[PROBLEM]:
Identify all lines of the data containing the string "page" and copy them.

Dataset entries:
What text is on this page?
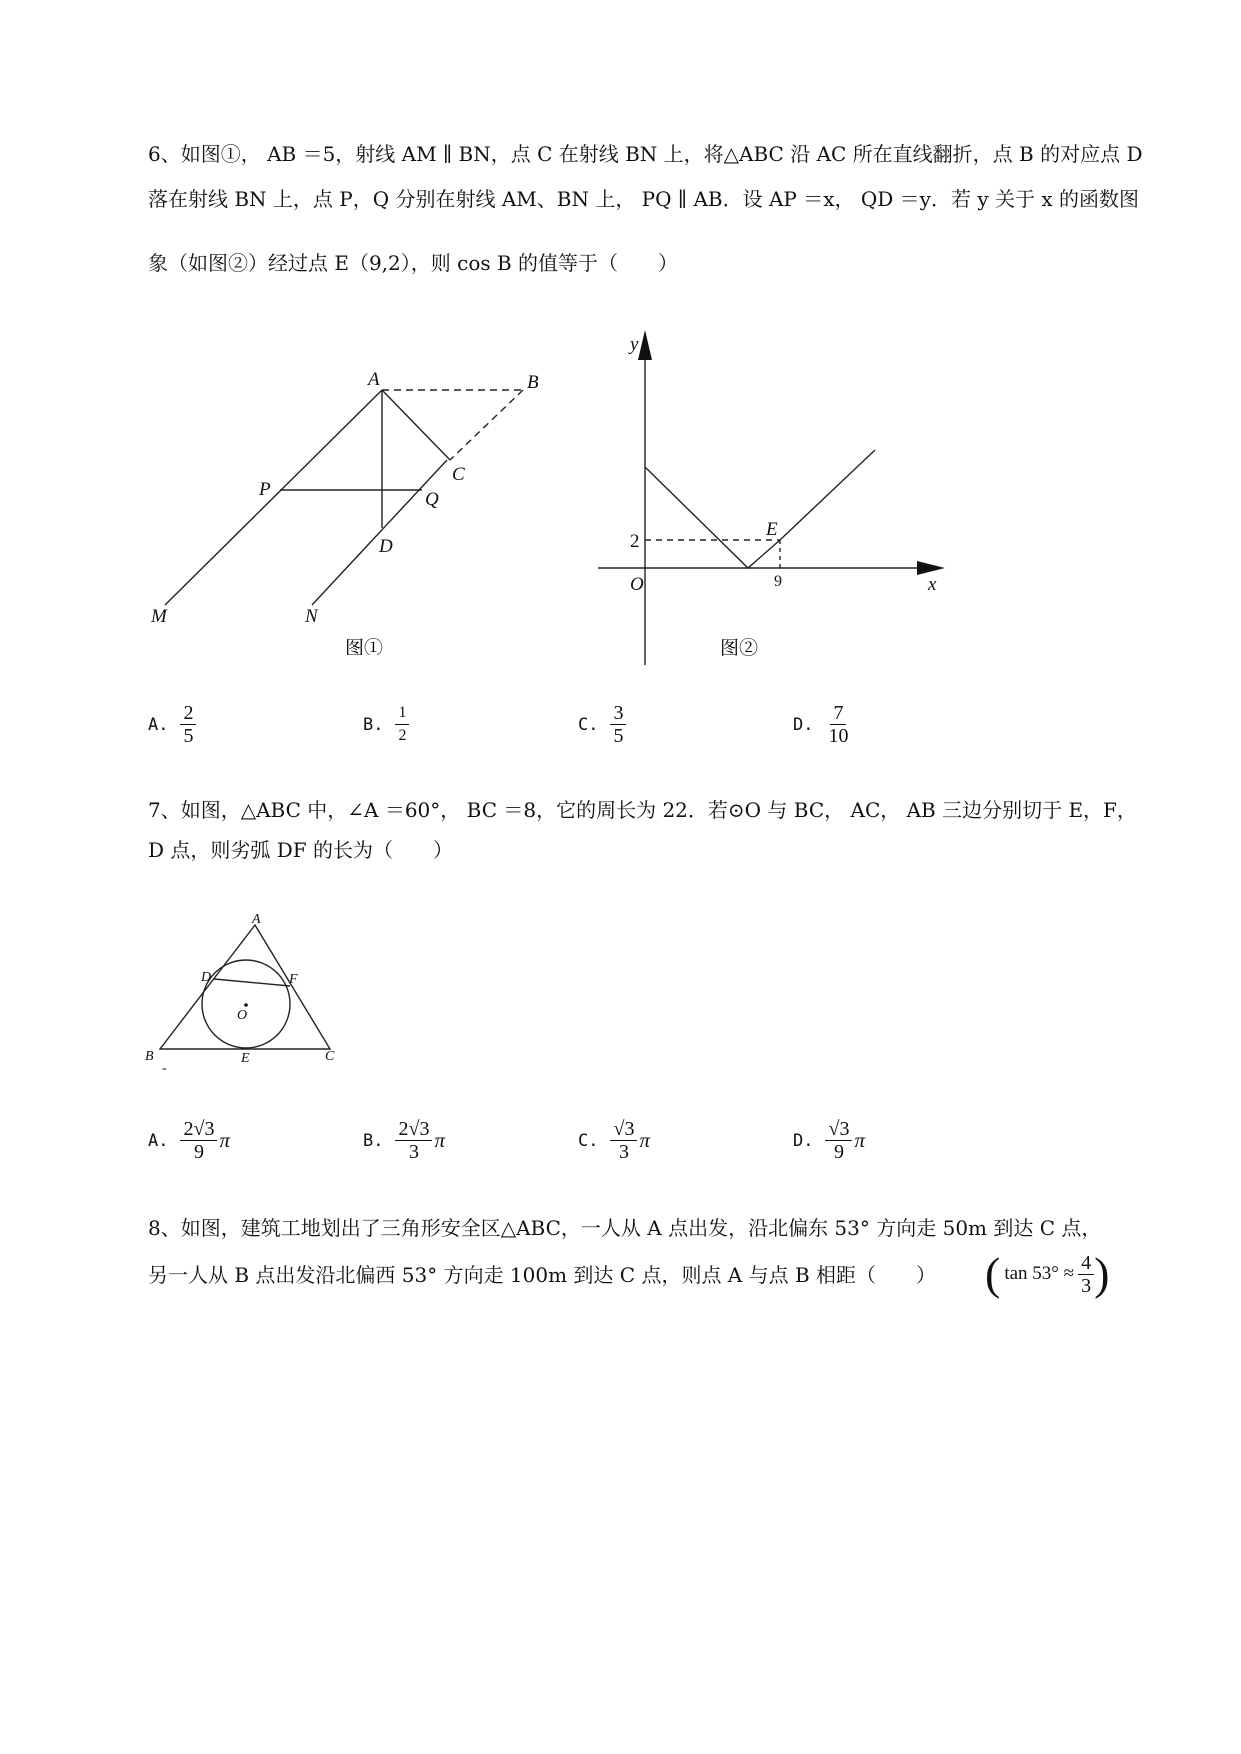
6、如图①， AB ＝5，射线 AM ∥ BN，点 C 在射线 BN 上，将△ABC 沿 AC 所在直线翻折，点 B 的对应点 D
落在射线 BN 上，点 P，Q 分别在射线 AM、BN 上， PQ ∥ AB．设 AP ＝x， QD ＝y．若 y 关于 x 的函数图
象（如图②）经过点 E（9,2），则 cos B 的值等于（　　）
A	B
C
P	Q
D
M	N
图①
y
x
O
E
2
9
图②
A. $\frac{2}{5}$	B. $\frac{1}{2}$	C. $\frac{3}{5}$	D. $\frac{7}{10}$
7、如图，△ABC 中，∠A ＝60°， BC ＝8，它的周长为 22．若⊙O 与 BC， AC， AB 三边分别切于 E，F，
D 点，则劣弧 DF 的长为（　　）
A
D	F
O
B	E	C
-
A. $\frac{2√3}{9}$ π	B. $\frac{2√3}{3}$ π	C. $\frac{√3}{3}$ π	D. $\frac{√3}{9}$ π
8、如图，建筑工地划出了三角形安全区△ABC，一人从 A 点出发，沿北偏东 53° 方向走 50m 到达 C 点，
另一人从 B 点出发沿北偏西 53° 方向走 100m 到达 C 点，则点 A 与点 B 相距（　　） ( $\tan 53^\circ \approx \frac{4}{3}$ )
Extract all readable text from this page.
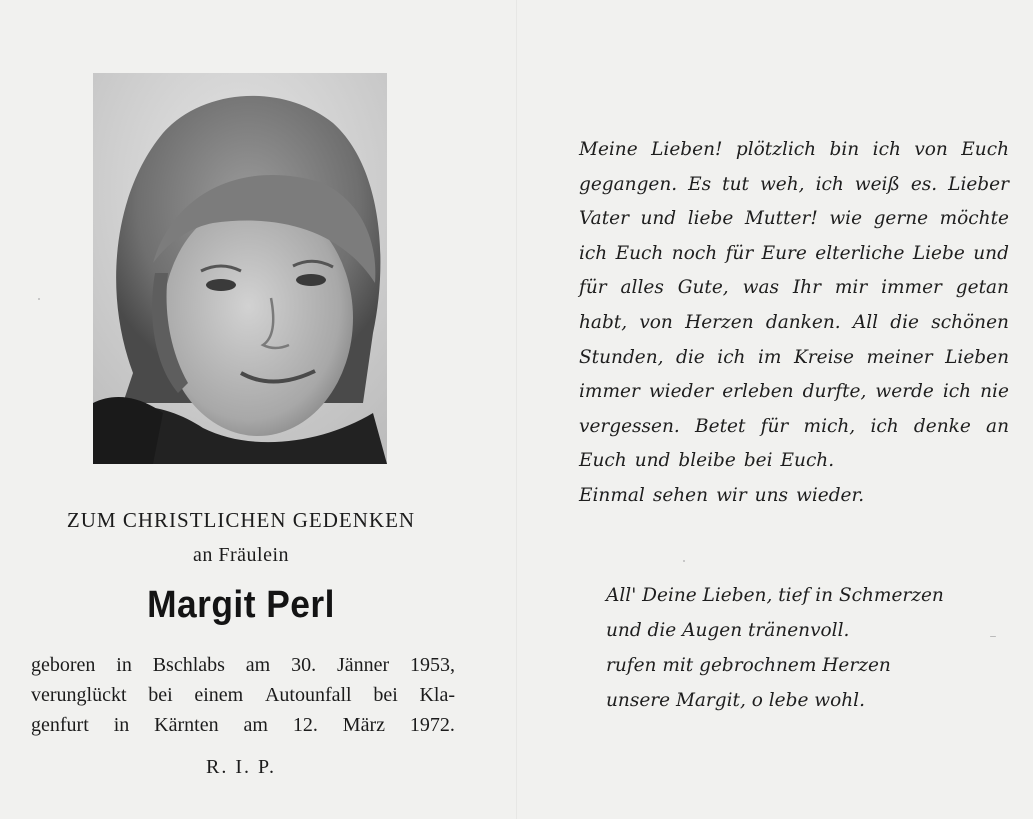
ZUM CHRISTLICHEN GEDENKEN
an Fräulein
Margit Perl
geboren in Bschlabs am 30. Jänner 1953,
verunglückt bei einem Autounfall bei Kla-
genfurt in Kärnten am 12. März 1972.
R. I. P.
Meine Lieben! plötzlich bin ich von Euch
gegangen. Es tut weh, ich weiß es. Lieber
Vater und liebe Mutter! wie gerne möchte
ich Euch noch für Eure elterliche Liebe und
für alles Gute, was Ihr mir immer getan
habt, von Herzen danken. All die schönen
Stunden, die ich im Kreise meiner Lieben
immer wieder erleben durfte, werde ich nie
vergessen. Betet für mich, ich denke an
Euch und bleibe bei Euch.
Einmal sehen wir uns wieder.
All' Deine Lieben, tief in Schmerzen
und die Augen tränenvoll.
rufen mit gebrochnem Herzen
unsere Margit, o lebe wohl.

[OUTPUT]:
What text is on this page?
Extract all readable text from this page.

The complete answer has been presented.